-- start Data entries --

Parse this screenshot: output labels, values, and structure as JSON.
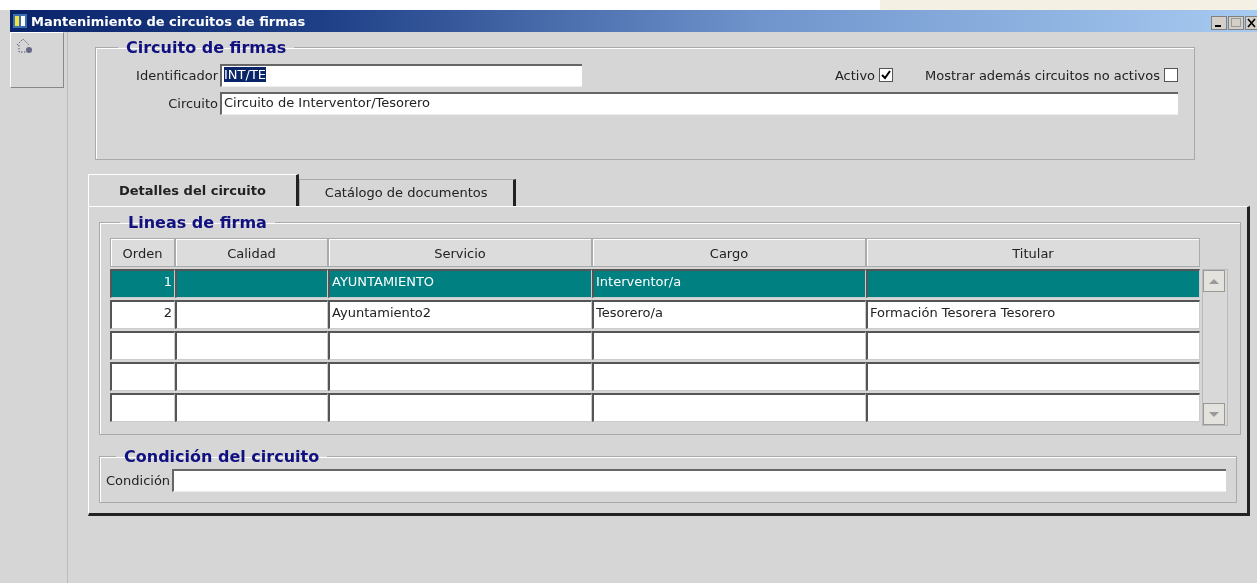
{
  "window": {
    "title": "Mantenimiento de circuitos de firmas"
  },
  "header_group": {
    "title": "Circuito de firmas",
    "identificador": {
      "label": "Identificador",
      "value": "INT/TE",
      "text_selected": true
    },
    "activo": {
      "label": "Activo",
      "checked": true
    },
    "mostrar": {
      "label": "Mostrar además circuitos no activos",
      "checked": false
    },
    "circuito": {
      "label": "Circuito",
      "value": "Circuito de Interventor/Tesorero"
    }
  },
  "tabs": [
    {
      "label": "Detalles del circuito",
      "selected": true
    },
    {
      "label": "Catálogo de documentos",
      "selected": false
    }
  ],
  "lines_group": {
    "title": "Lineas de firma",
    "table": {
      "columns": [
        "Orden",
        "Calidad",
        "Servicio",
        "Cargo",
        "Titular"
      ],
      "rows": [
        {
          "selected": true,
          "cells": [
            "1",
            null,
            "AYUNTAMIENTO",
            "Interventor/a",
            null
          ]
        },
        {
          "selected": false,
          "cells": [
            "2",
            null,
            "Ayuntamiento2",
            "Tesorero/a",
            "Formación Tesorera Tesorero"
          ]
        }
      ]
    }
  },
  "condition_group": {
    "title": "Condición del circuito",
    "field": {
      "label": "Condición"
    }
  }
}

-- end Data entries --

= What the task requires =
Set down the lines of the records above exactly, apart from the pictures.

= Result of the task =
Parse this screenshot: output labels, values, and structure as JSON.
{
  "window": {
    "title": "Mantenimiento de circuitos de firmas"
  },
  "header_group": {
    "title": "Circuito de firmas",
    "identificador": {
      "label": "Identificador",
      "value": "INT/TE",
      "text_selected": true
    },
    "activo": {
      "label": "Activo",
      "checked": true
    },
    "mostrar": {
      "label": "Mostrar además circuitos no activos",
      "checked": false
    },
    "circuito": {
      "label": "Circuito",
      "value": "Circuito de Interventor/Tesorero"
    }
  },
  "tabs": [
    {
      "label": "Detalles del circuito",
      "selected": true
    },
    {
      "label": "Catálogo de documentos",
      "selected": false
    }
  ],
  "lines_group": {
    "title": "Lineas de firma",
    "table": {
      "columns": [
        "Orden",
        "Calidad",
        "Servicio",
        "Cargo",
        "Titular"
      ],
      "rows": [
        {
          "selected": true,
          "cells": [
            "1",
            null,
            "AYUNTAMIENTO",
            "Interventor/a",
            null
          ]
        },
        {
          "selected": false,
          "cells": [
            "2",
            null,
            "Ayuntamiento2",
            "Tesorero/a",
            "Formación Tesorera Tesorero"
          ]
        }
      ]
    }
  },
  "condition_group": {
    "title": "Condición del circuito",
    "field": {
      "label": "Condición"
    }
  }
}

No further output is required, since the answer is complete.